Actions to take »
A: According to the thread on universal Turing machines, in what year did Minsky pose the question of finding the smallest universal Turing machines?
B: Repeat word for word the part of the thread on universal Turing machines that opens with the words containing "Alex Smith did" and closes with "a generalized sense.".
C: Carry on the thread on universal Turing machines after its last line.

When Minsky posed the question of finding the smallest universal Turing machines in 1967 [1], he restricted the problem to Turing machines with finite initial conditions. Indeed, arbitrary infinite (but non-computable) initial conditions can allow a machine to solve the halting problem and perform other miraculous computations that are seemingly impossible in our physical universe. Clearly, Minsky was justified in forbidding arbitrary infinite initial conditions.

But later researchers, namely [2], noted that although arbitrary infinite initial conditions should not be allowed, that interesting results could be obtained if Minsky's
restrictive definition of a 'universal Turing machine' were relaxed to allow repetitive infinite initial conditions. This relaxing of the restriction on a Turing machine's initial condition generalizes the definition of a universal Turing machine, and allows machines that were previously non-universal to be considered universal.

Of course, once one allows repetitive infinite initial conditions, one is compelled to ask what sort of non-repetitive infinite initial conditions might be allowable. Again, one does not want to allow arbitrary infinite initial conditions, since trivial machines would become universal, but how far can one relax the restriction on initial conditions, and still retain a reasonable definition of a universality?

> > The non-finitary system is evidently universal, and the
>> program performing the concatenation is
>>equally evidently non-universal. Smith infers from this that the machine checking each of the
>>concatenated initial conditions in turn must be universal.

Alex Smith did not only show that the encoding of the initial condition is non-universal. He showed that the encoding is very computationally weak and then concludes that the Turing machine is universal in a generalized sense.


> > The analogous argument for numbers in place of machines
> > and "infinite"in place of "universal"

Supplied entries »

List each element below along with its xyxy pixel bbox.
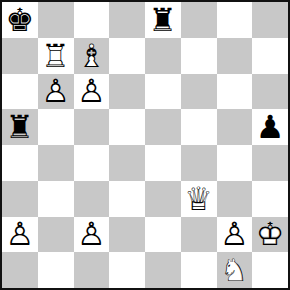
piece-white-pawn-g2: ♙ bbox=[217, 217, 253, 253]
square-a2[interactable]: ♟♙ bbox=[2, 217, 38, 253]
square-c3[interactable] bbox=[74, 181, 110, 217]
piece-white-pawn-b6: ♙ bbox=[38, 74, 74, 110]
square-f5[interactable] bbox=[181, 109, 217, 145]
square-h1[interactable] bbox=[252, 252, 288, 288]
square-c6[interactable]: ♟♙ bbox=[74, 74, 110, 110]
square-c5[interactable] bbox=[74, 109, 110, 145]
piece-white-pawn-c2: ♙ bbox=[74, 217, 110, 253]
piece-fill-white-pawn-c2: ♟ bbox=[74, 217, 110, 253]
piece-fill-white-pawn-c6: ♟ bbox=[74, 74, 110, 110]
square-a7[interactable] bbox=[2, 38, 38, 74]
square-f2[interactable] bbox=[181, 217, 217, 253]
square-a6[interactable] bbox=[2, 74, 38, 110]
square-e1[interactable] bbox=[145, 252, 181, 288]
square-b6[interactable]: ♟♙ bbox=[38, 74, 74, 110]
square-b3[interactable] bbox=[38, 181, 74, 217]
square-f1[interactable] bbox=[181, 252, 217, 288]
piece-fill-white-pawn-g2: ♟ bbox=[217, 217, 253, 253]
square-h8[interactable] bbox=[252, 2, 288, 38]
square-c4[interactable] bbox=[74, 145, 110, 181]
piece-fill-white-queen-f3: ♛ bbox=[181, 181, 217, 217]
square-e5[interactable] bbox=[145, 109, 181, 145]
square-d7[interactable] bbox=[109, 38, 145, 74]
piece-black-rook-e8: ♜ bbox=[145, 2, 181, 38]
square-b2[interactable] bbox=[38, 217, 74, 253]
piece-fill-white-knight-g1: ♞ bbox=[217, 252, 253, 288]
square-d8[interactable] bbox=[109, 2, 145, 38]
square-h2[interactable]: ♚♔ bbox=[252, 217, 288, 253]
piece-white-queen-f3: ♕ bbox=[181, 181, 217, 217]
square-a4[interactable] bbox=[2, 145, 38, 181]
square-a1[interactable] bbox=[2, 252, 38, 288]
chess-board-frame: ♚♜♜♖♝♗♟♙♟♙♜♟♛♕♟♙♟♙♟♙♚♔♞♘ bbox=[0, 0, 290, 290]
square-e6[interactable] bbox=[145, 74, 181, 110]
square-d3[interactable] bbox=[109, 181, 145, 217]
square-b5[interactable] bbox=[38, 109, 74, 145]
square-f3[interactable]: ♛♕ bbox=[181, 181, 217, 217]
square-f8[interactable] bbox=[181, 2, 217, 38]
piece-white-rook-b7: ♖ bbox=[38, 38, 74, 74]
square-d4[interactable] bbox=[109, 145, 145, 181]
square-f4[interactable] bbox=[181, 145, 217, 181]
piece-fill-white-pawn-b6: ♟ bbox=[38, 74, 74, 110]
square-b8[interactable] bbox=[38, 2, 74, 38]
square-a3[interactable] bbox=[2, 181, 38, 217]
square-b7[interactable]: ♜♖ bbox=[38, 38, 74, 74]
square-d5[interactable] bbox=[109, 109, 145, 145]
piece-white-pawn-c6: ♙ bbox=[74, 74, 110, 110]
piece-white-pawn-a2: ♙ bbox=[2, 217, 38, 253]
square-c2[interactable]: ♟♙ bbox=[74, 217, 110, 253]
square-a8[interactable]: ♚ bbox=[2, 2, 38, 38]
piece-fill-white-bishop-c7: ♝ bbox=[74, 38, 110, 74]
square-e8[interactable]: ♜ bbox=[145, 2, 181, 38]
square-g8[interactable] bbox=[217, 2, 253, 38]
square-e7[interactable] bbox=[145, 38, 181, 74]
piece-black-pawn-h5: ♟ bbox=[252, 109, 288, 145]
square-h4[interactable] bbox=[252, 145, 288, 181]
square-c8[interactable] bbox=[74, 2, 110, 38]
square-h5[interactable]: ♟ bbox=[252, 109, 288, 145]
piece-white-knight-g1: ♘ bbox=[217, 252, 253, 288]
square-g6[interactable] bbox=[217, 74, 253, 110]
square-f6[interactable] bbox=[181, 74, 217, 110]
piece-fill-white-pawn-a2: ♟ bbox=[2, 217, 38, 253]
square-d6[interactable] bbox=[109, 74, 145, 110]
square-g1[interactable]: ♞♘ bbox=[217, 252, 253, 288]
square-g7[interactable] bbox=[217, 38, 253, 74]
piece-black-rook-a5: ♜ bbox=[2, 109, 38, 145]
square-a5[interactable]: ♜ bbox=[2, 109, 38, 145]
square-c1[interactable] bbox=[74, 252, 110, 288]
square-h6[interactable] bbox=[252, 74, 288, 110]
square-e2[interactable] bbox=[145, 217, 181, 253]
square-h3[interactable] bbox=[252, 181, 288, 217]
square-h7[interactable] bbox=[252, 38, 288, 74]
square-e3[interactable] bbox=[145, 181, 181, 217]
square-g2[interactable]: ♟♙ bbox=[217, 217, 253, 253]
square-b1[interactable] bbox=[38, 252, 74, 288]
piece-fill-white-rook-b7: ♜ bbox=[38, 38, 74, 74]
square-f7[interactable] bbox=[181, 38, 217, 74]
chess-board: ♚♜♜♖♝♗♟♙♟♙♜♟♛♕♟♙♟♙♟♙♚♔♞♘ bbox=[2, 2, 288, 288]
piece-fill-white-king-h2: ♚ bbox=[252, 217, 288, 253]
square-c7[interactable]: ♝♗ bbox=[74, 38, 110, 74]
square-b4[interactable] bbox=[38, 145, 74, 181]
piece-white-bishop-c7: ♗ bbox=[74, 38, 110, 74]
square-e4[interactable] bbox=[145, 145, 181, 181]
square-g3[interactable] bbox=[217, 181, 253, 217]
square-d2[interactable] bbox=[109, 217, 145, 253]
piece-black-king-a8: ♚ bbox=[2, 2, 38, 38]
square-d1[interactable] bbox=[109, 252, 145, 288]
square-g5[interactable] bbox=[217, 109, 253, 145]
piece-white-king-h2: ♔ bbox=[252, 217, 288, 253]
square-g4[interactable] bbox=[217, 145, 253, 181]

Responses in order »
A: 1967

B:
Alex Smith did not only show that the encoding of the initial condition is non-universal. He showed that the encoding is very computationally weak and then concludes that the Turing machine is universal in a generalized sense.

C:
> >would be, if x+y is infinite and y is finite then x must be infinite.

This is an inappropriate analogy because it does work for numbers. More to the point is that there are no interacting systems here, just a simple function that computes the initial configuration, then the Turing machine runs on its own.

Smith's use of non-repetitive infinite initial conditions is controversial, but is a natural extension of current definitions which allow infinite repetitive initial conditions. We hope that the ensuing discussion will enrich debate in the scientific community concerning the nature of computational universality.

Whenever a generalization of the definition of a universal Turing machine is put forward, the status of some machines will necessarily change from 'non-universal' to 'universal'. It is a challenge to explicitly construct a machine with initial conditions similar in spirit to Smith's, that is obviously too simple to be considered universal, and which is performing a universal computation with those infinite initial conditions.


[1] Marvin Minsky, Computation: Finite And Infinite Machines, Prentice-Hall, Englewood Cliffs, 1967

[2] Shigeru Watanabe. 5-symbol 8-state and 5-symbol 6-state universal Turing machines. Journal of ACM, 8(4):476-483, October 1961.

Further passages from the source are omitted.